(Items from a figure collection)
_ _ _ _ _ _ _

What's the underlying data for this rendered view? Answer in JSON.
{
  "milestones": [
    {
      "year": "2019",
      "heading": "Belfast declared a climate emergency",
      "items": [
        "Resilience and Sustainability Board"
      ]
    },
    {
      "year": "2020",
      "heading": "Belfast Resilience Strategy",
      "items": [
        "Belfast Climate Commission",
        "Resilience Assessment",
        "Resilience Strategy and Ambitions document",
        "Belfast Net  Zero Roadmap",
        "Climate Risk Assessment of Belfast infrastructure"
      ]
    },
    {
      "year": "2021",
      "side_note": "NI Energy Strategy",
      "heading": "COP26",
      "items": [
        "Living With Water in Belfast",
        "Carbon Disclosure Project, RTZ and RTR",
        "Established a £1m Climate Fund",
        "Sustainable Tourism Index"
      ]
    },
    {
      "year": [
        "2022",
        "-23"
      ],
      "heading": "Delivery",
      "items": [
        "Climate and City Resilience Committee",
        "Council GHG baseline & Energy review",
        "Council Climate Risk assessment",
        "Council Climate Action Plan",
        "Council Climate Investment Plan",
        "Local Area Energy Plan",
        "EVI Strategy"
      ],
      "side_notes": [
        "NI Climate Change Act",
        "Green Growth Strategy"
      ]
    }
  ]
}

_ _ _ _ _ _ _

*Exercise*. Pick out each line above that includes "Belfast" and show it.

*Answer to the task*.
      "heading": "Belfast declared a climate emergency",
      "heading": "Belfast Resilience Strategy",
        "Belfast Climate Commission",
        "Belfast Net  Zero Roadmap",
        "Climate Risk Assessment of Belfast infrastructure"
        "Living With Water in Belfast",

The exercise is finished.